- [Supplied records]:
..........

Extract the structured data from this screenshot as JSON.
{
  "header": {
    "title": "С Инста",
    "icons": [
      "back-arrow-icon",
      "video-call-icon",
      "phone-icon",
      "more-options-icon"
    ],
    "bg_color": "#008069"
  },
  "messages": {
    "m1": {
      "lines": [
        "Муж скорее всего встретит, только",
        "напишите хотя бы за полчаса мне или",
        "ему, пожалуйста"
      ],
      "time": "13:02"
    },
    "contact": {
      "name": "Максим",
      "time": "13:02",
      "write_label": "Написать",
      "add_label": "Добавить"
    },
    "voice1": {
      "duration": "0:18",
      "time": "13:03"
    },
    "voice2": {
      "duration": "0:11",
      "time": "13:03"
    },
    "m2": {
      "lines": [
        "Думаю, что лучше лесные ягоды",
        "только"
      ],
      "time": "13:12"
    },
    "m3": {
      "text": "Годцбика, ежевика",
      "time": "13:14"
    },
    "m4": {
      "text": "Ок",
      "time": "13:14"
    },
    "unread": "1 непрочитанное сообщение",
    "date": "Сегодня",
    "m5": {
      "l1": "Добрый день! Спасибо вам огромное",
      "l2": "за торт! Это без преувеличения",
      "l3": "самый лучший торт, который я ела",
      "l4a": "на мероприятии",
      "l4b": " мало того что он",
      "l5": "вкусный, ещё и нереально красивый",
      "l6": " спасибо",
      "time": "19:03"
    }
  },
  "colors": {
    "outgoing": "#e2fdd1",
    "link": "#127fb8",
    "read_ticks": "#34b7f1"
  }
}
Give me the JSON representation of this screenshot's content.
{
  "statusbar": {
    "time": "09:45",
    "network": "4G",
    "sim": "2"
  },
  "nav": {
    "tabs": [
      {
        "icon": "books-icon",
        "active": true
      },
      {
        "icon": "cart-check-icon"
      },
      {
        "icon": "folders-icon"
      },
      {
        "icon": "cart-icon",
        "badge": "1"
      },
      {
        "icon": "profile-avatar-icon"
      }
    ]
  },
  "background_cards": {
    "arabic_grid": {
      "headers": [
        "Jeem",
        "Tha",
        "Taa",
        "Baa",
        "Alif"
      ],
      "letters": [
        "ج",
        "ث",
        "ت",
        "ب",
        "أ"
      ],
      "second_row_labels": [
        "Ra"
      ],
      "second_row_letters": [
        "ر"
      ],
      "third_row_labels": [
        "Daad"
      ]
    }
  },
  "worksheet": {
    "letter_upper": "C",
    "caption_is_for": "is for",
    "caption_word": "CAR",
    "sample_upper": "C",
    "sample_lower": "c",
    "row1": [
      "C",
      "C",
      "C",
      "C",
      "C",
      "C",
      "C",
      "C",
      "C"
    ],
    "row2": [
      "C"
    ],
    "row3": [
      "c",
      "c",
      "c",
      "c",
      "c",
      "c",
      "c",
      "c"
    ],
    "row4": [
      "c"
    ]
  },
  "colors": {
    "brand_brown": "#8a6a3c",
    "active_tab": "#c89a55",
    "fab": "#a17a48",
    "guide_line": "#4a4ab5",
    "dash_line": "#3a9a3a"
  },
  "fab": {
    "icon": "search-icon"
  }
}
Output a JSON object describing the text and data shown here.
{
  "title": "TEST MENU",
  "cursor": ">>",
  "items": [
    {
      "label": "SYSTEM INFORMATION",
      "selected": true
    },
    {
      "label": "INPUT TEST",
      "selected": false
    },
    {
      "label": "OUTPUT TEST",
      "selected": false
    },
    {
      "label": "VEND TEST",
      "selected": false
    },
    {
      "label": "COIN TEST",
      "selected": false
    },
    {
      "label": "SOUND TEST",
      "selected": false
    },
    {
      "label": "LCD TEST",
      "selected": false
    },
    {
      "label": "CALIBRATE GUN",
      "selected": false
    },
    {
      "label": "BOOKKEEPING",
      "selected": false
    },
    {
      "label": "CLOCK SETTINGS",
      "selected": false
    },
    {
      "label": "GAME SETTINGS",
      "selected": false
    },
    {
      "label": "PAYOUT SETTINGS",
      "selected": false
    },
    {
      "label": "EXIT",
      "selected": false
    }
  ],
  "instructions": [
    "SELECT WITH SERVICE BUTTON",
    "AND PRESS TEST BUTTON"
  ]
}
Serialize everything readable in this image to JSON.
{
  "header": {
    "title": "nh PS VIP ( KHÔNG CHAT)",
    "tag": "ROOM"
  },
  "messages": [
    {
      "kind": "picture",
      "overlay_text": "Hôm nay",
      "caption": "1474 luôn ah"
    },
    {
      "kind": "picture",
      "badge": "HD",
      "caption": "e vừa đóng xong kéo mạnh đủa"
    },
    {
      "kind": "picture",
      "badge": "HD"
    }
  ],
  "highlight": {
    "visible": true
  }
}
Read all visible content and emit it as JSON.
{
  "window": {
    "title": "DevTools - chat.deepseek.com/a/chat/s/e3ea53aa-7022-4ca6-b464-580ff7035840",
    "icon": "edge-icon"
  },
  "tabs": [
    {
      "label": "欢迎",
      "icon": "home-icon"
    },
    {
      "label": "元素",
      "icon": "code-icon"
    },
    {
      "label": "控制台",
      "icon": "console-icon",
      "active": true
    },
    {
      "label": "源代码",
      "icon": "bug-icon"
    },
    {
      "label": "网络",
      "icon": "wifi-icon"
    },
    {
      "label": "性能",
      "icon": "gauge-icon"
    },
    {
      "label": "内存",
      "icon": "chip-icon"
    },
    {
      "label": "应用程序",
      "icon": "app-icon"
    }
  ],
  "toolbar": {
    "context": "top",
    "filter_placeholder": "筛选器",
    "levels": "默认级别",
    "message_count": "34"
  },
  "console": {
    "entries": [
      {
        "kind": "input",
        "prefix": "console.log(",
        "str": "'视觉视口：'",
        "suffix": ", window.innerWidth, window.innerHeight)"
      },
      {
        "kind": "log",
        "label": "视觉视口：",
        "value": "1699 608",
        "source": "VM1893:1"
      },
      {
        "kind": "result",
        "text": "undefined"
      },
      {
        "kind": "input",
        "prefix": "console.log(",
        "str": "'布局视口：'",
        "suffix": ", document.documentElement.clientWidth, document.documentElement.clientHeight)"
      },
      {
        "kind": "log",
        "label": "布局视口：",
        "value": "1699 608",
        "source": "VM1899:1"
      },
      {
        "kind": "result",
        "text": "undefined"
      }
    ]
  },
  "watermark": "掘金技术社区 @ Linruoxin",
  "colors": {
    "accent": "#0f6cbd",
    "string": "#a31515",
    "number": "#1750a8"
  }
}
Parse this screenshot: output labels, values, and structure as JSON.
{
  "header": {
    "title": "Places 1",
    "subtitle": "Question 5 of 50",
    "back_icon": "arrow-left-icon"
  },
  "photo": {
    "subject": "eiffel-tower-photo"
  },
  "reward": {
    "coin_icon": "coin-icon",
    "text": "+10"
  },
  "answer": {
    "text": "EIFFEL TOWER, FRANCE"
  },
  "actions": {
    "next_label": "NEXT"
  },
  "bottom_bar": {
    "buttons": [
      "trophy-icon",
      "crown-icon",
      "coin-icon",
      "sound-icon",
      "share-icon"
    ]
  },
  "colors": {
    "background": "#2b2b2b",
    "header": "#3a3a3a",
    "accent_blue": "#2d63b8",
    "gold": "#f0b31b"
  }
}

..........

- [Task statement]: Extract every record. Keep wording exact.

- [Solution for this task]:
Extract the structured data from this screenshot as JSON.
{
  "header": {
    "title": "С Инста",
    "icons": [
      "back-arrow-icon",
      "video-call-icon",
      "phone-icon",
      "more-options-icon"
    ],
    "bg_color": "#008069"
  },
  "messages": {
    "m1": {
      "lines": [
        "Муж скорее всего встретит, только",
        "напишите хотя бы за полчаса мне или",
        "ему, пожалуйста"
      ],
      "time": "13:02"
    },
    "contact": {
      "name": "Максим",
      "time": "13:02",
      "write_label": "Написать",
      "add_label": "Добавить"
    },
    "voice1": {
      "duration": "0:18",
      "time": "13:03"
    },
    "voice2": {
      "duration": "0:11",
      "time": "13:03"
    },
    "m2": {
      "lines": [
        "Думаю, что лучше лесные ягоды",
        "только"
      ],
      "time": "13:12"
    },
    "m3": {
      "text": "Годцбика, ежевика",
      "time": "13:14"
    },
    "m4": {
      "text": "Ок",
      "time": "13:14"
    },
    "unread": "1 непрочитанное сообщение",
    "date": "Сегодня",
    "m5": {
      "l1": "Добрый день! Спасибо вам огромное",
      "l2": "за торт! Это без преувеличения",
      "l3": "самый лучший торт, который я ела",
      "l4a": "на мероприятии",
      "l4b": " мало того что он",
      "l5": "вкусный, ещё и нереально красивый",
      "l6": " спасибо",
      "time": "19:03"
    }
  },
  "colors": {
    "outgoing": "#e2fdd1",
    "link": "#127fb8",
    "read_ticks": "#34b7f1"
  }
}
Give me the JSON representation of this screenshot's content.
{
  "statusbar": {
    "time": "09:45",
    "network": "4G",
    "sim": "2"
  },
  "nav": {
    "tabs": [
      {
        "icon": "books-icon",
        "active": true
      },
      {
        "icon": "cart-check-icon"
      },
      {
        "icon": "folders-icon"
      },
      {
        "icon": "cart-icon",
        "badge": "1"
      },
      {
        "icon": "profile-avatar-icon"
      }
    ]
  },
  "background_cards": {
    "arabic_grid": {
      "headers": [
        "Jeem",
        "Tha",
        "Taa",
        "Baa",
        "Alif"
      ],
      "letters": [
        "ج",
        "ث",
        "ت",
        "ب",
        "أ"
      ],
      "second_row_labels": [
        "Ra"
      ],
      "second_row_letters": [
        "ر"
      ],
      "third_row_labels": [
        "Daad"
      ]
    }
  },
  "worksheet": {
    "letter_upper": "C",
    "caption_is_for": "is for",
    "caption_word": "CAR",
    "sample_upper": "C",
    "sample_lower": "c",
    "row1": [
      "C",
      "C",
      "C",
      "C",
      "C",
      "C",
      "C",
      "C",
      "C"
    ],
    "row2": [
      "C"
    ],
    "row3": [
      "c",
      "c",
      "c",
      "c",
      "c",
      "c",
      "c",
      "c"
    ],
    "row4": [
      "c"
    ]
  },
  "colors": {
    "brand_brown": "#8a6a3c",
    "active_tab": "#c89a55",
    "fab": "#a17a48",
    "guide_line": "#4a4ab5",
    "dash_line": "#3a9a3a"
  },
  "fab": {
    "icon": "search-icon"
  }
}
Output a JSON object describing the text and data shown here.
{
  "title": "TEST MENU",
  "cursor": ">>",
  "items": [
    {
      "label": "SYSTEM INFORMATION",
      "selected": true
    },
    {
      "label": "INPUT TEST",
      "selected": false
    },
    {
      "label": "OUTPUT TEST",
      "selected": false
    },
    {
      "label": "VEND TEST",
      "selected": false
    },
    {
      "label": "COIN TEST",
      "selected": false
    },
    {
      "label": "SOUND TEST",
      "selected": false
    },
    {
      "label": "LCD TEST",
      "selected": false
    },
    {
      "label": "CALIBRATE GUN",
      "selected": false
    },
    {
      "label": "BOOKKEEPING",
      "selected": false
    },
    {
      "label": "CLOCK SETTINGS",
      "selected": false
    },
    {
      "label": "GAME SETTINGS",
      "selected": false
    },
    {
      "label": "PAYOUT SETTINGS",
      "selected": false
    },
    {
      "label": "EXIT",
      "selected": false
    }
  ],
  "instructions": [
    "SELECT WITH SERVICE BUTTON",
    "AND PRESS TEST BUTTON"
  ]
}
Serialize everything readable in this image to JSON.
{
  "header": {
    "title": "nh PS VIP ( KHÔNG CHAT)",
    "tag": "ROOM"
  },
  "messages": [
    {
      "kind": "picture",
      "overlay_text": "Hôm nay",
      "caption": "1474 luôn ah"
    },
    {
      "kind": "picture",
      "badge": "HD",
      "caption": "e vừa đóng xong kéo mạnh đủa"
    },
    {
      "kind": "picture",
      "badge": "HD"
    }
  ],
  "highlight": {
    "visible": true
  }
}
Read all visible content and emit it as JSON.
{
  "window": {
    "title": "DevTools - chat.deepseek.com/a/chat/s/e3ea53aa-7022-4ca6-b464-580ff7035840",
    "icon": "edge-icon"
  },
  "tabs": [
    {
      "label": "欢迎",
      "icon": "home-icon"
    },
    {
      "label": "元素",
      "icon": "code-icon"
    },
    {
      "label": "控制台",
      "icon": "console-icon",
      "active": true
    },
    {
      "label": "源代码",
      "icon": "bug-icon"
    },
    {
      "label": "网络",
      "icon": "wifi-icon"
    },
    {
      "label": "性能",
      "icon": "gauge-icon"
    },
    {
      "label": "内存",
      "icon": "chip-icon"
    },
    {
      "label": "应用程序",
      "icon": "app-icon"
    }
  ],
  "toolbar": {
    "context": "top",
    "filter_placeholder": "筛选器",
    "levels": "默认级别",
    "message_count": "34"
  },
  "console": {
    "entries": [
      {
        "kind": "input",
        "prefix": "console.log(",
        "str": "'视觉视口：'",
        "suffix": ", window.innerWidth, window.innerHeight)"
      },
      {
        "kind": "log",
        "label": "视觉视口：",
        "value": "1699 608",
        "source": "VM1893:1"
      },
      {
        "kind": "result",
        "text": "undefined"
      },
      {
        "kind": "input",
        "prefix": "console.log(",
        "str": "'布局视口：'",
        "suffix": ", document.documentElement.clientWidth, document.documentElement.clientHeight)"
      },
      {
        "kind": "log",
        "label": "布局视口：",
        "value": "1699 608",
        "source": "VM1899:1"
      },
      {
        "kind": "result",
        "text": "undefined"
      }
    ]
  },
  "watermark": "掘金技术社区 @ Linruoxin",
  "colors": {
    "accent": "#0f6cbd",
    "string": "#a31515",
    "number": "#1750a8"
  }
}
Parse this screenshot: output labels, values, and structure as JSON.
{
  "header": {
    "title": "Places 1",
    "subtitle": "Question 5 of 50",
    "back_icon": "arrow-left-icon"
  },
  "photo": {
    "subject": "eiffel-tower-photo"
  },
  "reward": {
    "coin_icon": "coin-icon",
    "text": "+10"
  },
  "answer": {
    "text": "EIFFEL TOWER, FRANCE"
  },
  "actions": {
    "next_label": "NEXT"
  },
  "bottom_bar": {
    "buttons": [
      "trophy-icon",
      "crown-icon",
      "coin-icon",
      "sound-icon",
      "share-icon"
    ]
  },
  "colors": {
    "background": "#2b2b2b",
    "header": "#3a3a3a",
    "accent_blue": "#2d63b8",
    "gold": "#f0b31b"
  }
}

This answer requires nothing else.